YOUR GOAL - Within the entries that follow, report how many lines contain the word "solutions", giving the number by itself.

TASK INPUT -
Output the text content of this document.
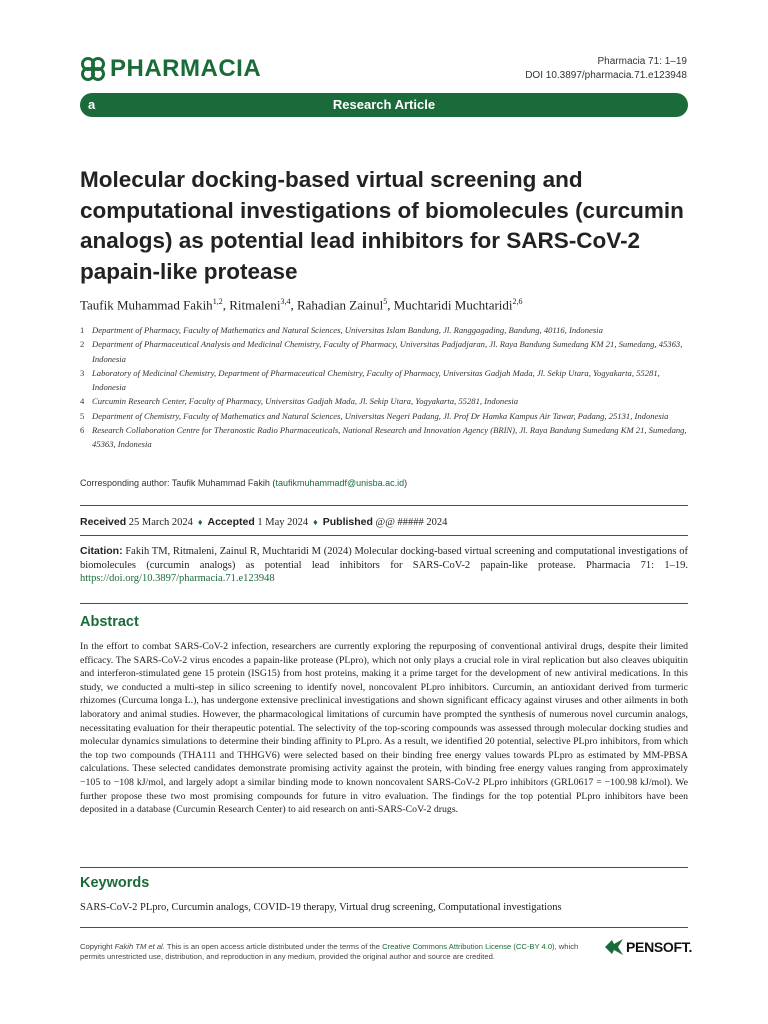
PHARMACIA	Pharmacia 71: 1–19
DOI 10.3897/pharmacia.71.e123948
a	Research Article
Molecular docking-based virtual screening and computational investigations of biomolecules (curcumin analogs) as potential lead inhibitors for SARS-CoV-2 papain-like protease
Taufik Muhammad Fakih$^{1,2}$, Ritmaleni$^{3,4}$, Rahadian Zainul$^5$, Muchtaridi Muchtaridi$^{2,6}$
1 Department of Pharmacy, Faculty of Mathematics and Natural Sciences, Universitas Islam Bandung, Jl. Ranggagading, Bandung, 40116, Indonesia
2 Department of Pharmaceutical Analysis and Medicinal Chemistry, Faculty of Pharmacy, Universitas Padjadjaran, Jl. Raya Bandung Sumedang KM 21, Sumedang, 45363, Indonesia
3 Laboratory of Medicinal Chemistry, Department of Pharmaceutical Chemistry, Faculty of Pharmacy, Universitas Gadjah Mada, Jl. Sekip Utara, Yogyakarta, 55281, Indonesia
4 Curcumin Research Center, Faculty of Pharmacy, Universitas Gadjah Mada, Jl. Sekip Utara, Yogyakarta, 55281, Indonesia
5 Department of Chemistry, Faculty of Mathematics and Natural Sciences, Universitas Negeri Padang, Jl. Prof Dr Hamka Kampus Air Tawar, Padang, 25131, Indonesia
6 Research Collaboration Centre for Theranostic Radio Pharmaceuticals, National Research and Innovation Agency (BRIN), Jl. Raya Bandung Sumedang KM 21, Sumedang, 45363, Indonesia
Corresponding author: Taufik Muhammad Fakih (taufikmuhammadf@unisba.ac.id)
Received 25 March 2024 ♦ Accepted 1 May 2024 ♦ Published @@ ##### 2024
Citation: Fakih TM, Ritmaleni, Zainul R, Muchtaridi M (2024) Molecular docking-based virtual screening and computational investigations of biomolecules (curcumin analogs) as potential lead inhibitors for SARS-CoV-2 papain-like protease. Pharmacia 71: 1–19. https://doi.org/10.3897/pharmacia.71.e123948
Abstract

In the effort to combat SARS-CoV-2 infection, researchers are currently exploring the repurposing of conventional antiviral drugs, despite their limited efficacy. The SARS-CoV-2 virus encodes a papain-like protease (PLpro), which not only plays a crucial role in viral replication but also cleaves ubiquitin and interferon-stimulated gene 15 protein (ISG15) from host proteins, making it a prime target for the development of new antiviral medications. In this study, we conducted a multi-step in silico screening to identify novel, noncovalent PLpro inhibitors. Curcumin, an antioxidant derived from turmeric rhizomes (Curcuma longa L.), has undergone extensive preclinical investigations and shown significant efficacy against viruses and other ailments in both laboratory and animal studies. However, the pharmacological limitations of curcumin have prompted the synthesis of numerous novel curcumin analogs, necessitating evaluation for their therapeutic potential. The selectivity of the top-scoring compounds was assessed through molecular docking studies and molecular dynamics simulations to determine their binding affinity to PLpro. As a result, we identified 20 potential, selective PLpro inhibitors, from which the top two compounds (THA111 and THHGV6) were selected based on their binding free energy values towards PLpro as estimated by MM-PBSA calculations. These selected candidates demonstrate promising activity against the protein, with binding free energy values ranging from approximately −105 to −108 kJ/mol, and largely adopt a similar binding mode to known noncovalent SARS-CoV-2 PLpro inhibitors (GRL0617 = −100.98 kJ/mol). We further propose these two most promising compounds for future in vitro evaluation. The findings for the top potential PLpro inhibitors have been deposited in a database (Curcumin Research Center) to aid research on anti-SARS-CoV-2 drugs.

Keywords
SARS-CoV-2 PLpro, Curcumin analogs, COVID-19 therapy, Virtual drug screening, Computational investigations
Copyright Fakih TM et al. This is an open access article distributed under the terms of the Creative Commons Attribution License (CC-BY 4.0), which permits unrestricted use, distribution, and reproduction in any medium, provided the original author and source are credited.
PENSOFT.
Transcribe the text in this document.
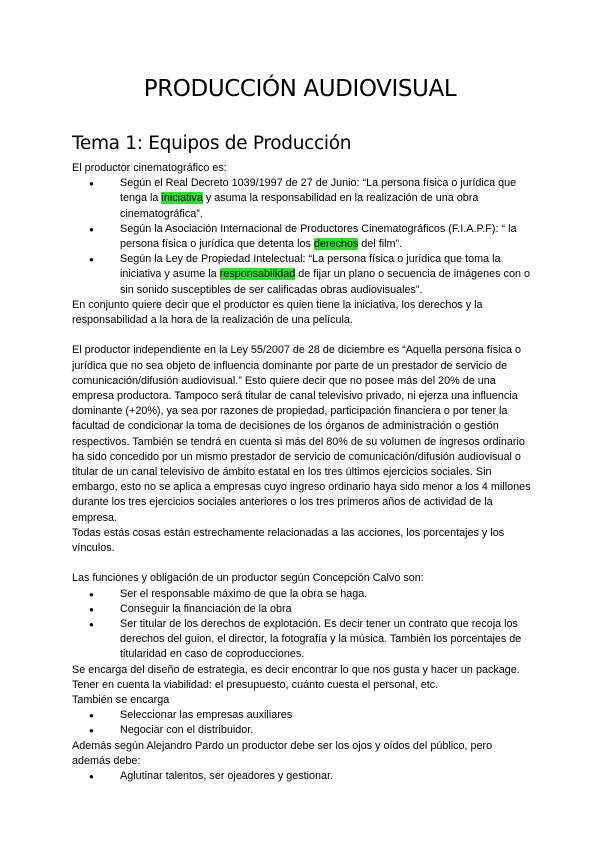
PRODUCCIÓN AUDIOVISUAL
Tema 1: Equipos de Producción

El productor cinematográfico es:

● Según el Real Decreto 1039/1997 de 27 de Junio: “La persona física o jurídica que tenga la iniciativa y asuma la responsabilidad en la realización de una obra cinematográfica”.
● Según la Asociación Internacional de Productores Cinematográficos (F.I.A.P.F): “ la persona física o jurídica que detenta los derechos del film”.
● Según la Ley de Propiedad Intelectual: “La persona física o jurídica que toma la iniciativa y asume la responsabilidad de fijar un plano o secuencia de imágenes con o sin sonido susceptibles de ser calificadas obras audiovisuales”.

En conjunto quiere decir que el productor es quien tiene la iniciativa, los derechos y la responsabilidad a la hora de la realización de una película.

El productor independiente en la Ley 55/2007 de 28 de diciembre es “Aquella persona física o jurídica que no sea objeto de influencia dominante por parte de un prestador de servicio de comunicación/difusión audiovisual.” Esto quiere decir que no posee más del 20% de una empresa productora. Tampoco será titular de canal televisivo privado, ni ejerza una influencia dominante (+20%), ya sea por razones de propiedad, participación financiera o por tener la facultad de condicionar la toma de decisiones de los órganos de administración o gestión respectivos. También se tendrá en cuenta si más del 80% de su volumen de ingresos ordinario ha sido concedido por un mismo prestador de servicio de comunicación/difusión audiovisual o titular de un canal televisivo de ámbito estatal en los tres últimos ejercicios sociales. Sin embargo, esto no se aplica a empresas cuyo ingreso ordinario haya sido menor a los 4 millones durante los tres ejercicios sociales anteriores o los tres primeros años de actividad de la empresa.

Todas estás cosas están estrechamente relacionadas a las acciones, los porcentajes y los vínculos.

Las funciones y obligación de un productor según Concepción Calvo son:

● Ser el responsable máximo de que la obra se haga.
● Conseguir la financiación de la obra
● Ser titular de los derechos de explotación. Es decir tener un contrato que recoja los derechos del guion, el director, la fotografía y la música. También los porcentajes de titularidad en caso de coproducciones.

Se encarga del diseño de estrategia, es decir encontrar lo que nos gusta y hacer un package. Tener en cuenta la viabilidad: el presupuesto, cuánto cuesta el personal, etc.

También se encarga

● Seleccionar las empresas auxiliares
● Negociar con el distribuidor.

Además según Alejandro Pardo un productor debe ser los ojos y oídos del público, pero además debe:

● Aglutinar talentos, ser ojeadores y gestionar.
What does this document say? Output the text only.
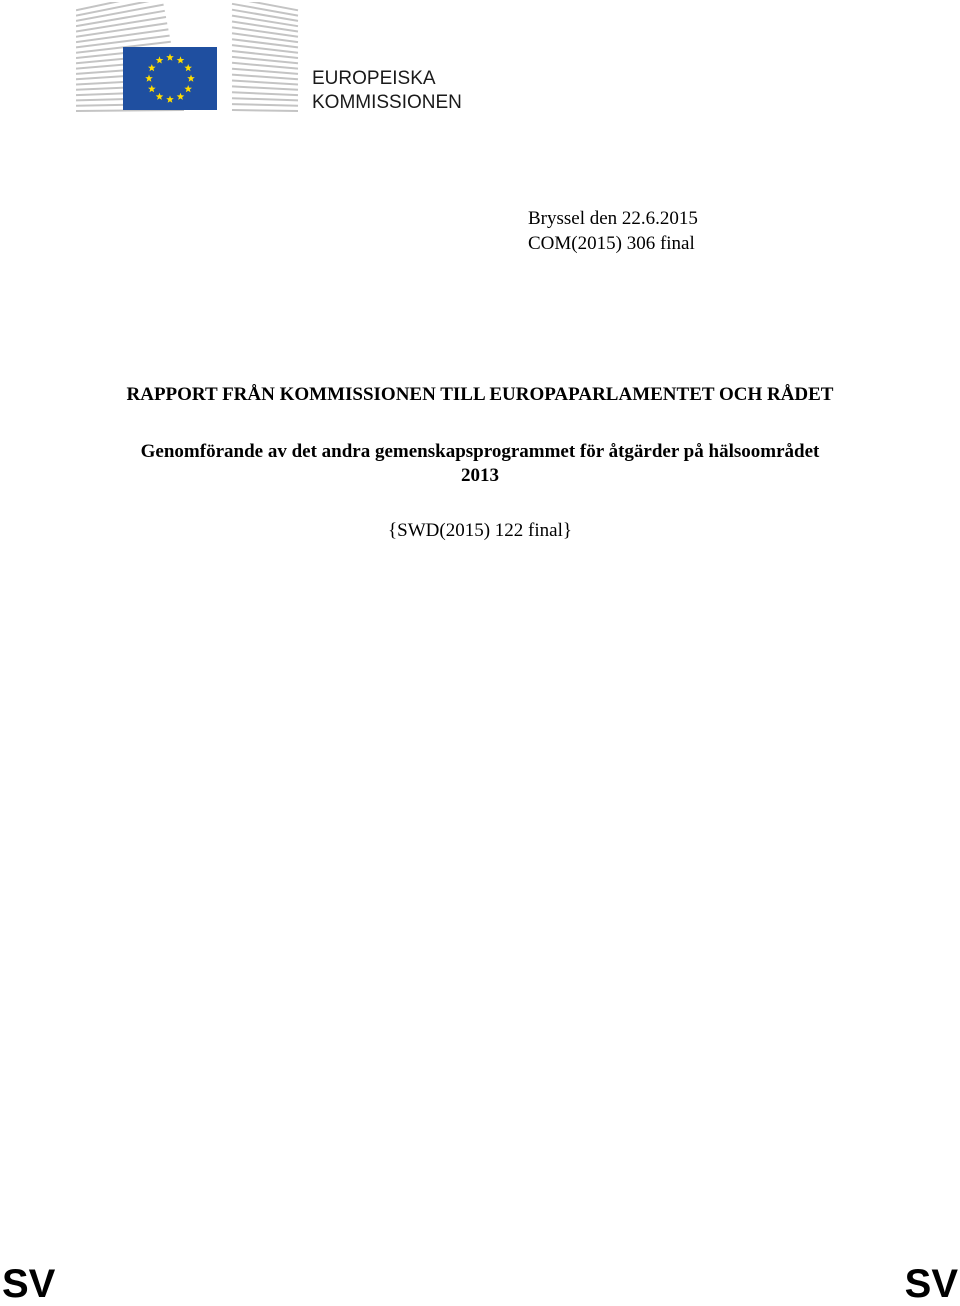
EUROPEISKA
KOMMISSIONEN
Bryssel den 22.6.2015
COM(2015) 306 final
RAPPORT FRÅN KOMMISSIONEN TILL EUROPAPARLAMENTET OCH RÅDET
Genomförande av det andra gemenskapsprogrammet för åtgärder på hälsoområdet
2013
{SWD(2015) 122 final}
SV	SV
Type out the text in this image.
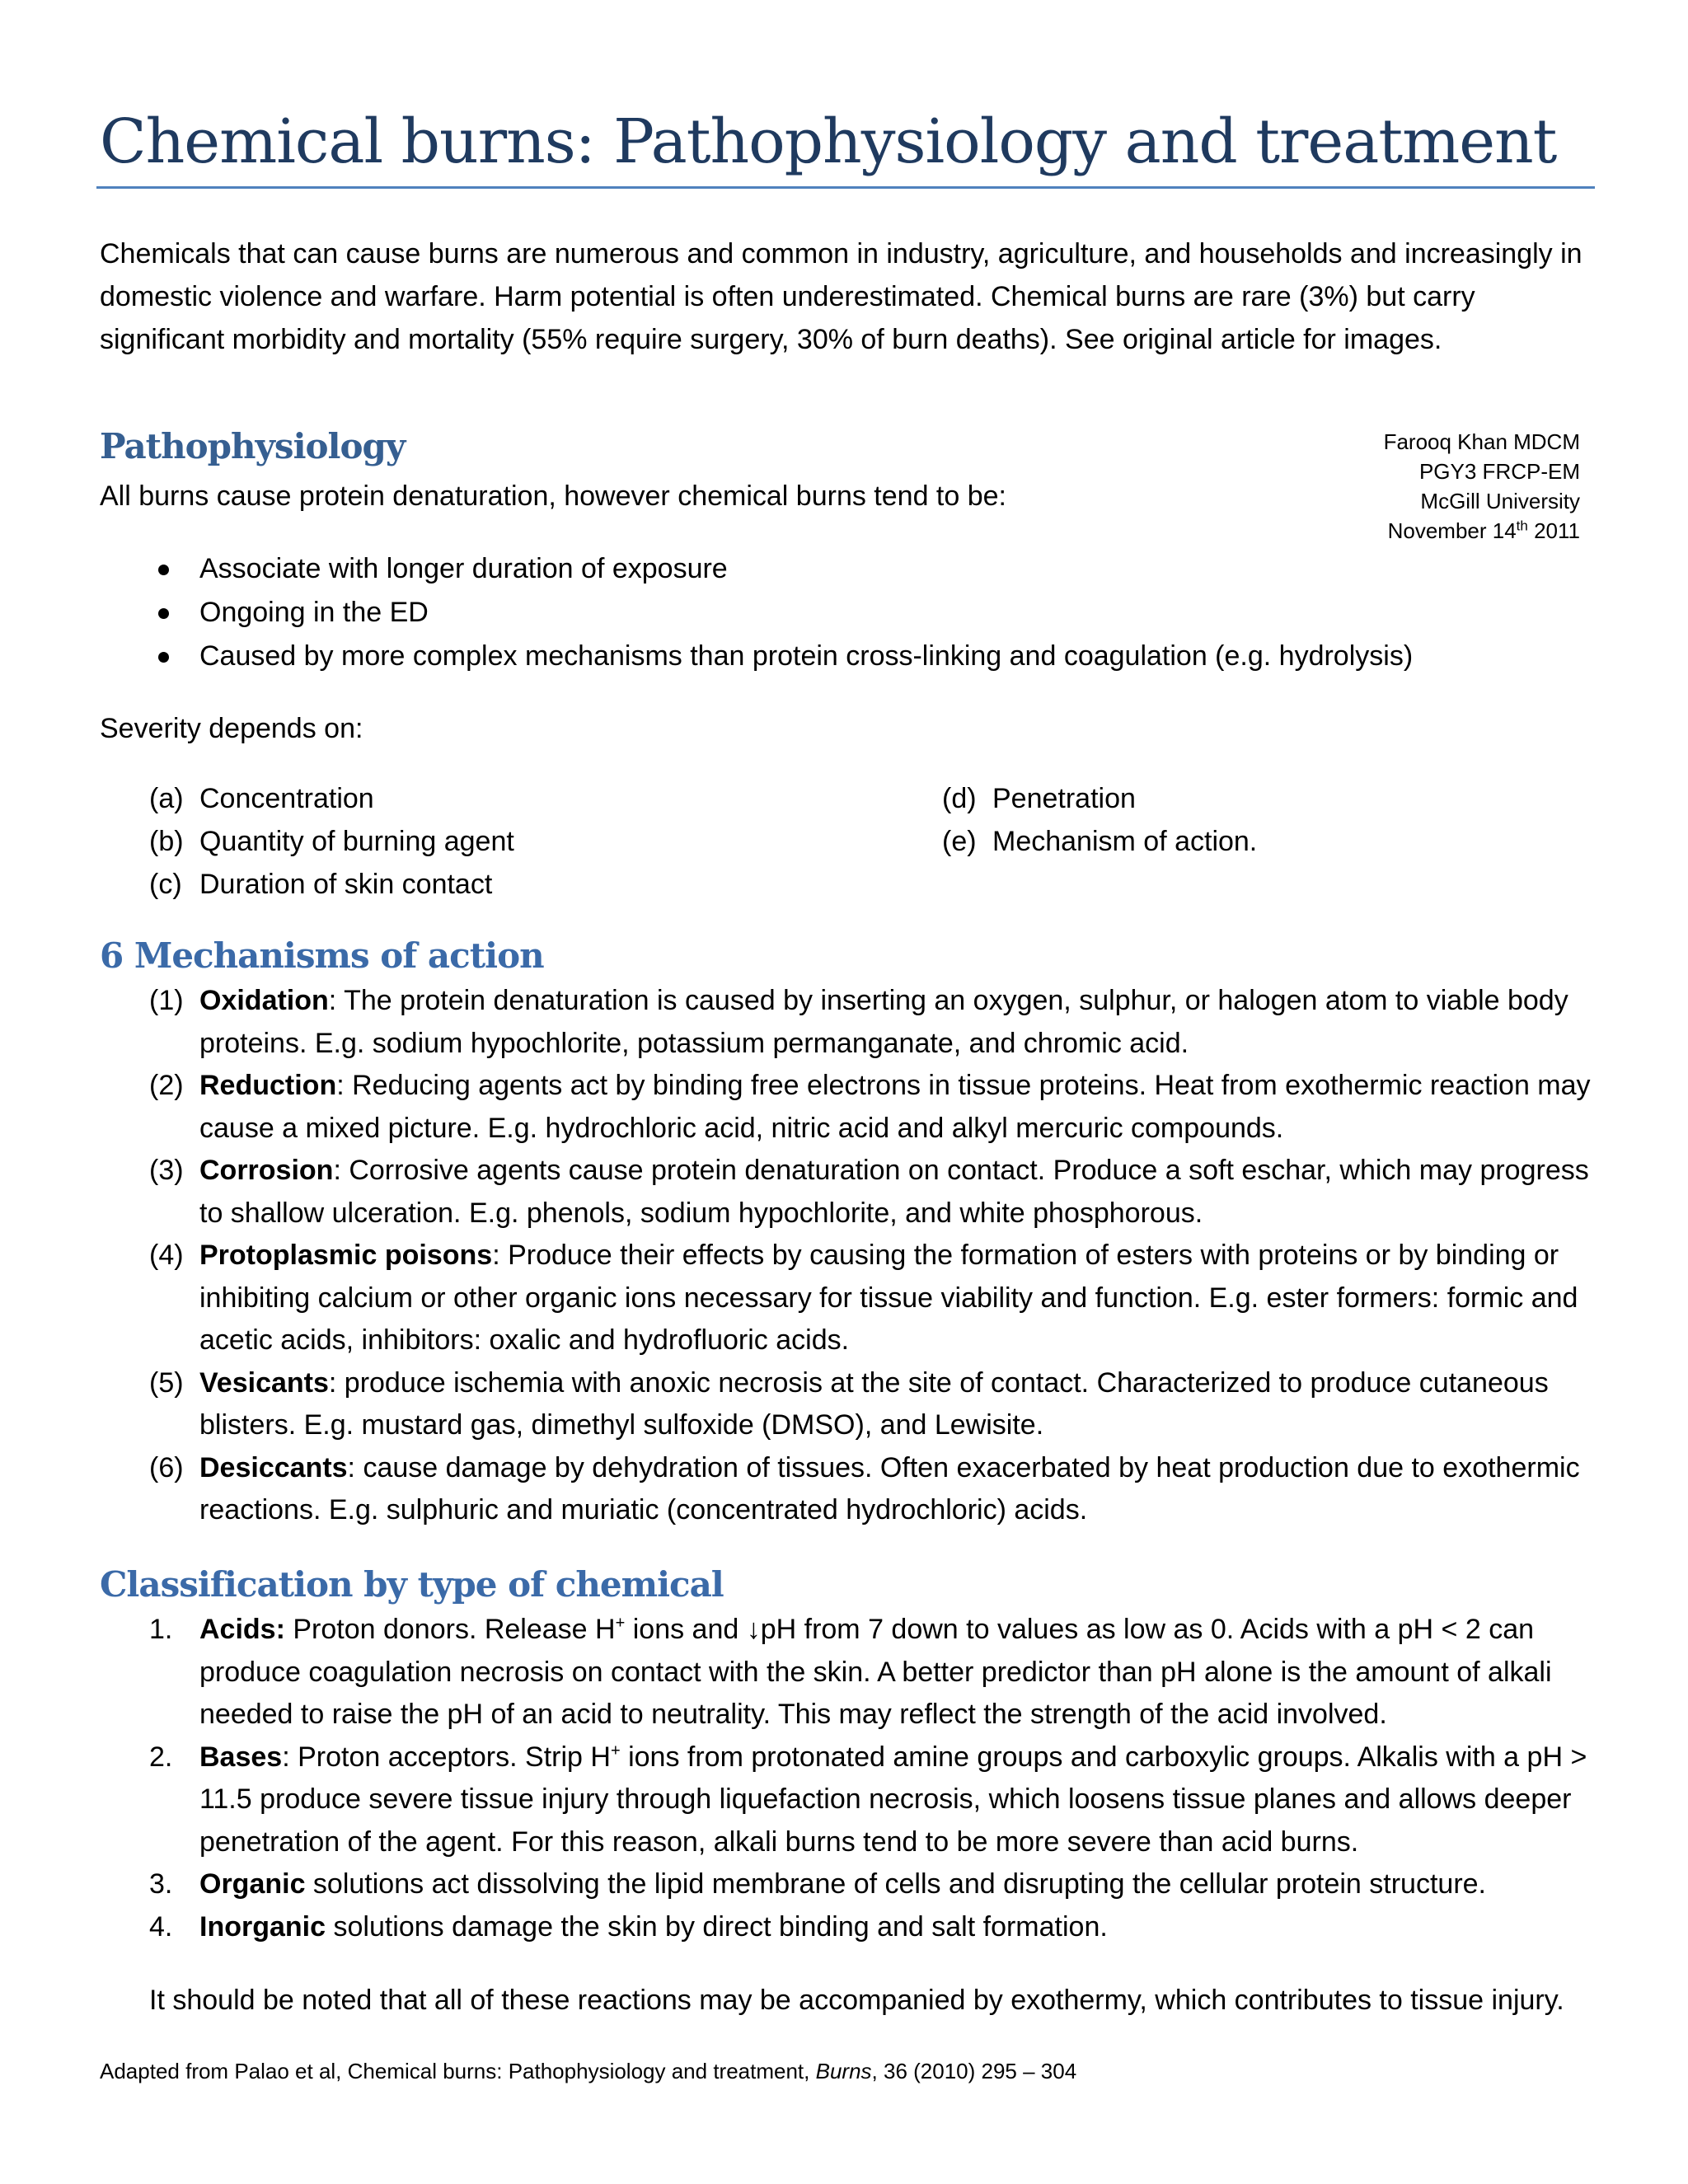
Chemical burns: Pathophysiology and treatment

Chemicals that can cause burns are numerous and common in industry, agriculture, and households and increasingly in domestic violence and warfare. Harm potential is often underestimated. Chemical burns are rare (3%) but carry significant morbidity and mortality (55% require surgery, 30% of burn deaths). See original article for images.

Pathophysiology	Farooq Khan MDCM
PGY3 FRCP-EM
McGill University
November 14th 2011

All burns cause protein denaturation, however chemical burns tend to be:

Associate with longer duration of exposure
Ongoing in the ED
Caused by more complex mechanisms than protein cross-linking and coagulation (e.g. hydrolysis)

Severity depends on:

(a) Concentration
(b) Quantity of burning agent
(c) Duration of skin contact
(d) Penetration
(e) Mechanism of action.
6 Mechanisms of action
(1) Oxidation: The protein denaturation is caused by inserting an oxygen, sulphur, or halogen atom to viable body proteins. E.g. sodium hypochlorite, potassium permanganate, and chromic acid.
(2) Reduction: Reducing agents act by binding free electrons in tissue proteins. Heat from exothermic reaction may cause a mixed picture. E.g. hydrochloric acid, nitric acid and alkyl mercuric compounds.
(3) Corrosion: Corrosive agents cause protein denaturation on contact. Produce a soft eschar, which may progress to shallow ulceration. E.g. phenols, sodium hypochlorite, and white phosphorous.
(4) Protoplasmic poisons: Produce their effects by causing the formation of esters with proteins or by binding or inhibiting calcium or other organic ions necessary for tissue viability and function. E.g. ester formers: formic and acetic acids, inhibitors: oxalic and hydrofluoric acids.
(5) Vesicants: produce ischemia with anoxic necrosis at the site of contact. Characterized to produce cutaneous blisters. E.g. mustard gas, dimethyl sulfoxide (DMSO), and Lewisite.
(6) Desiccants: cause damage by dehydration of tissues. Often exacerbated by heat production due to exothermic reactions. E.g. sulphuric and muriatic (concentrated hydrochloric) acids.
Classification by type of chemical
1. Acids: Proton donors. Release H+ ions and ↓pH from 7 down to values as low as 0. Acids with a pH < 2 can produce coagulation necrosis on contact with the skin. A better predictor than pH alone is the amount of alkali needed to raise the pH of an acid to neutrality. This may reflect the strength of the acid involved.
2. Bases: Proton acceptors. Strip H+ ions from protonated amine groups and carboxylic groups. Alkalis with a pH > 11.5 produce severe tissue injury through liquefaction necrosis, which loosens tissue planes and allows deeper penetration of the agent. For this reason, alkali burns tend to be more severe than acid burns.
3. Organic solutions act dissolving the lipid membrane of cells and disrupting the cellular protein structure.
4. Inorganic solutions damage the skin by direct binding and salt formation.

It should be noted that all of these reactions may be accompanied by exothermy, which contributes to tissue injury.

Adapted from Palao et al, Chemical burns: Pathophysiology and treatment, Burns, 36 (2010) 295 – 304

EXERCISE RESPONSE - 2